---------- INPUT DATA
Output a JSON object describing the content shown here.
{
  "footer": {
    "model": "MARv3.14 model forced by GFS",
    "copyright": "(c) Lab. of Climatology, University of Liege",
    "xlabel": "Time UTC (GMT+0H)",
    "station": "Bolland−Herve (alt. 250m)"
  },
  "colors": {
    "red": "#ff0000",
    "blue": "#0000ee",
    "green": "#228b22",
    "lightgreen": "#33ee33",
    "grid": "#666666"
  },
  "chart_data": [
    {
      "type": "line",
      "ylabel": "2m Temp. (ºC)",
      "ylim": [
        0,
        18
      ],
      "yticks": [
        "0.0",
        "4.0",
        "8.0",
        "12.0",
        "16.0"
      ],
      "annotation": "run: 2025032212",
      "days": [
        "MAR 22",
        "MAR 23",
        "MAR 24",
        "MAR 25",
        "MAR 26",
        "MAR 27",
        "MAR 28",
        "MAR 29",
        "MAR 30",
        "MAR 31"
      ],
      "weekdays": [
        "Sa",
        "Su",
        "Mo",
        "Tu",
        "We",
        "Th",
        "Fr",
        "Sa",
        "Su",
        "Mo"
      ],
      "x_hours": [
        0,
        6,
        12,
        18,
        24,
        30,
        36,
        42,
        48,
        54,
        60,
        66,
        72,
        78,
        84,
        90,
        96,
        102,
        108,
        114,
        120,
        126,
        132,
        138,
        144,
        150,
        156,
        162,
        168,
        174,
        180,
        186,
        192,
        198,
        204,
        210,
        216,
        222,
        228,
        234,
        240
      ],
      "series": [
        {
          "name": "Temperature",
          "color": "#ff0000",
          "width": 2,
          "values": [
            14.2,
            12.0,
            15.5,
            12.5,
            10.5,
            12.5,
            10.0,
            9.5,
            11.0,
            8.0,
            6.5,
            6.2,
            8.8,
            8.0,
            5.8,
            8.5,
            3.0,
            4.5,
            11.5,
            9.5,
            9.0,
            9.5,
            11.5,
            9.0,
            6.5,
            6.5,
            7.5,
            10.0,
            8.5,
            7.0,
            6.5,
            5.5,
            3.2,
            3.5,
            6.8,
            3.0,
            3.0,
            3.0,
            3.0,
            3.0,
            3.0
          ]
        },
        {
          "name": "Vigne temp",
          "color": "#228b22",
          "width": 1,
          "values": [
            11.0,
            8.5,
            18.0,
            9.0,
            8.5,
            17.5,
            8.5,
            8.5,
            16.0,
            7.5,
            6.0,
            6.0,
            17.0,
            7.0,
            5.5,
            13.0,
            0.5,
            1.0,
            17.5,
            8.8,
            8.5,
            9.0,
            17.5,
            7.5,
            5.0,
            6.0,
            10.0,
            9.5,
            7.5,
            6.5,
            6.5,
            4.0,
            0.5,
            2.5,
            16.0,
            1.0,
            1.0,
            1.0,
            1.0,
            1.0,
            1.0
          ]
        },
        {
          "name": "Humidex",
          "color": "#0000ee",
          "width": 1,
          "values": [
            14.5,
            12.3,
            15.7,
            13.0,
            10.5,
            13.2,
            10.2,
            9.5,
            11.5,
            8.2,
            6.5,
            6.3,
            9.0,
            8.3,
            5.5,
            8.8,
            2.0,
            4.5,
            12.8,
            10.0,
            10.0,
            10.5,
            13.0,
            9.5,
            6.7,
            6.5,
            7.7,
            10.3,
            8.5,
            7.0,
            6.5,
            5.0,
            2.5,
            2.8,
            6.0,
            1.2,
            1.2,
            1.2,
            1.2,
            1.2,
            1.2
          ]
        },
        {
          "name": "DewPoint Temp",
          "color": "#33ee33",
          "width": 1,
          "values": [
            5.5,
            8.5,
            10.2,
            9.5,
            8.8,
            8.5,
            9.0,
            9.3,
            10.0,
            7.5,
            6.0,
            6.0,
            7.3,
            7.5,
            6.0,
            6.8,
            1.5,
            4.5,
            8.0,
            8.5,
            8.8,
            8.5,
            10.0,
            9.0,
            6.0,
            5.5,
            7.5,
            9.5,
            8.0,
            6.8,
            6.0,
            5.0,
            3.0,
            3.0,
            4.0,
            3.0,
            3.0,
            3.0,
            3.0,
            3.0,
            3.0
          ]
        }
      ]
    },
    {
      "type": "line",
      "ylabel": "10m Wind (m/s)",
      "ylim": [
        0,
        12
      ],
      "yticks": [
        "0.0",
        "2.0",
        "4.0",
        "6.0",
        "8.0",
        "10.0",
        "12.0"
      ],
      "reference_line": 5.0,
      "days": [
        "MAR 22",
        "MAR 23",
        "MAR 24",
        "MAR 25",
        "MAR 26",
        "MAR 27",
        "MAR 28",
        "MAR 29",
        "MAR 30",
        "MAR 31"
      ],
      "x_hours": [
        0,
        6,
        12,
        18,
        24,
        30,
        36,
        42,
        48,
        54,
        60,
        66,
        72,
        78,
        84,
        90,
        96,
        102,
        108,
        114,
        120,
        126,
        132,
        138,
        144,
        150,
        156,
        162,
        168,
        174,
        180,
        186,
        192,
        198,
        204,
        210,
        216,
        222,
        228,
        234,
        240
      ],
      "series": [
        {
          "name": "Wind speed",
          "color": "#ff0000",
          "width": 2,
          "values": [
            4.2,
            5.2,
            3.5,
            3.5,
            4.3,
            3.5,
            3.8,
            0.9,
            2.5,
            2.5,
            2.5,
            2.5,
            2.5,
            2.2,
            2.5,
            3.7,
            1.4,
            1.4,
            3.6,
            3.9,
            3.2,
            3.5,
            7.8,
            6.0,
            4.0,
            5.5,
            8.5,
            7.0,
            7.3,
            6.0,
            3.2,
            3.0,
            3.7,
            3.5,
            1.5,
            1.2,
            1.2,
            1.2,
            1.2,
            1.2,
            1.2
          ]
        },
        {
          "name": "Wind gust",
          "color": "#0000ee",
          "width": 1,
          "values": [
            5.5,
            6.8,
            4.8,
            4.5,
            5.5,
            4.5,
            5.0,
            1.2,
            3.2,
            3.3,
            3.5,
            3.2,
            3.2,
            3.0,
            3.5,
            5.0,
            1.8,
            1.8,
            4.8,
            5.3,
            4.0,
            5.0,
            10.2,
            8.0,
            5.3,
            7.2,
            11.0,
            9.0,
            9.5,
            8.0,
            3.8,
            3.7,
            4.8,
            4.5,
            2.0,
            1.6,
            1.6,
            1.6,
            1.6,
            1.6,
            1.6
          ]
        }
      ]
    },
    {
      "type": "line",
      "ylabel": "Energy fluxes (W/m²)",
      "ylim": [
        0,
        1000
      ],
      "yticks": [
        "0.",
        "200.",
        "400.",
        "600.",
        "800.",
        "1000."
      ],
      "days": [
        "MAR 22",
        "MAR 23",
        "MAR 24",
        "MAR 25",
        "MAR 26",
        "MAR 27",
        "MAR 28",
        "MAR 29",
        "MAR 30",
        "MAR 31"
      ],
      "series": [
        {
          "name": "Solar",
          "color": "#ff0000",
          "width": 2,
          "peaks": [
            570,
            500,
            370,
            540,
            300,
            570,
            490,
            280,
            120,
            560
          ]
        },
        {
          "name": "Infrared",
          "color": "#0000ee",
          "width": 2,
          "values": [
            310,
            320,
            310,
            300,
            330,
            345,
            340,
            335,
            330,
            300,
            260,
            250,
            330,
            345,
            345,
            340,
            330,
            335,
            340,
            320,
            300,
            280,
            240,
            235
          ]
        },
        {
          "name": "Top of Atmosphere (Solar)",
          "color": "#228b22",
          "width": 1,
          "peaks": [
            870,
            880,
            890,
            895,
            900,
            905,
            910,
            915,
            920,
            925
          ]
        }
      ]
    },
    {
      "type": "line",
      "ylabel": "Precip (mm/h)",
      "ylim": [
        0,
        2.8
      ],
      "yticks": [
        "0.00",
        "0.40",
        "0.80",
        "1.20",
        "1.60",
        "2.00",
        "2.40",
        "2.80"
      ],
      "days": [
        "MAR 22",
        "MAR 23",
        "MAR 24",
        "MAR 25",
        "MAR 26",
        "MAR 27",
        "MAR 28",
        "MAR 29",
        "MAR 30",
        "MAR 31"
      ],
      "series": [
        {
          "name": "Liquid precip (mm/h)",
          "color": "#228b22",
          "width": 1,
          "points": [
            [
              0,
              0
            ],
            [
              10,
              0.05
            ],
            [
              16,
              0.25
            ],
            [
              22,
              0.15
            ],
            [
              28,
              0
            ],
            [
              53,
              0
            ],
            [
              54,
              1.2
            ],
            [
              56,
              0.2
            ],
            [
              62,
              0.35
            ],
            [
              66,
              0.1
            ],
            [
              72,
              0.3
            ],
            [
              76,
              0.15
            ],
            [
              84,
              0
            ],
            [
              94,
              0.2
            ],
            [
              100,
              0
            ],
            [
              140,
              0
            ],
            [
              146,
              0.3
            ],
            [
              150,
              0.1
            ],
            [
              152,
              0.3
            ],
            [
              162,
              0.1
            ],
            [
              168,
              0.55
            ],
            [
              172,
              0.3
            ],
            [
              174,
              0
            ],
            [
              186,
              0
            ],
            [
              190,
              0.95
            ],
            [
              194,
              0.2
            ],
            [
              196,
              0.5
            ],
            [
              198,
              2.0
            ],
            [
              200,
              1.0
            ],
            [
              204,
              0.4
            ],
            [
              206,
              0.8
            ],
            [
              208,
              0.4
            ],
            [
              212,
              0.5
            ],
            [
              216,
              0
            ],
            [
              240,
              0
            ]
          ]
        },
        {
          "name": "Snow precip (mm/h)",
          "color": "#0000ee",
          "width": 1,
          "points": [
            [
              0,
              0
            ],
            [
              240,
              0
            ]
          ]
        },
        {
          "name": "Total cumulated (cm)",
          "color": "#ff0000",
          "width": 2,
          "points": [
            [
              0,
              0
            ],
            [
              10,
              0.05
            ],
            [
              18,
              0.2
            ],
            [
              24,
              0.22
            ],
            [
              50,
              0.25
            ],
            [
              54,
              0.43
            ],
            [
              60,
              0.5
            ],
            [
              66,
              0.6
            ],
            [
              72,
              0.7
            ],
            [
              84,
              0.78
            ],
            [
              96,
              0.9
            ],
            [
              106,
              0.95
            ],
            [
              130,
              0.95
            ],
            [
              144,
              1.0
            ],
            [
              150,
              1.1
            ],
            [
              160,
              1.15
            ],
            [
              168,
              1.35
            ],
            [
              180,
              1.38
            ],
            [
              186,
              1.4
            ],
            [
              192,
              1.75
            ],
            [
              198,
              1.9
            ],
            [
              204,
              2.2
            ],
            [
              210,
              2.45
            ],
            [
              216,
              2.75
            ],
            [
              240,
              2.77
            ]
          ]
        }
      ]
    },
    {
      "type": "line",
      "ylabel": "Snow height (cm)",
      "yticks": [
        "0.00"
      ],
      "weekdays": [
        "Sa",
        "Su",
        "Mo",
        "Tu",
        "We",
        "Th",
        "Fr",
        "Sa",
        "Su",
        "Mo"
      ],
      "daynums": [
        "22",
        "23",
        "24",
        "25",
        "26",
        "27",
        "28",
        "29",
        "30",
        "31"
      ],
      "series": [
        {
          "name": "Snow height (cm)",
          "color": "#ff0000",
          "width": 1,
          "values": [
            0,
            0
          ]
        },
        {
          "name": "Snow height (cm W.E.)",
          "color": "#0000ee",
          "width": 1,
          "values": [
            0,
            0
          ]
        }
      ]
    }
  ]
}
--------------------
§ **TASK PROMPT**:
Extract from the data every line where "ylabel" shows up.

§ **ANSWER TO THE PROBLEM**:
      "ylabel": "2m Temp. (ºC)",
      "ylabel": "10m Wind (m/s)",
      "ylabel": "Energy fluxes (W/m²)",
      "ylabel": "Precip (mm/h)",
      "ylabel": "Snow height (cm)",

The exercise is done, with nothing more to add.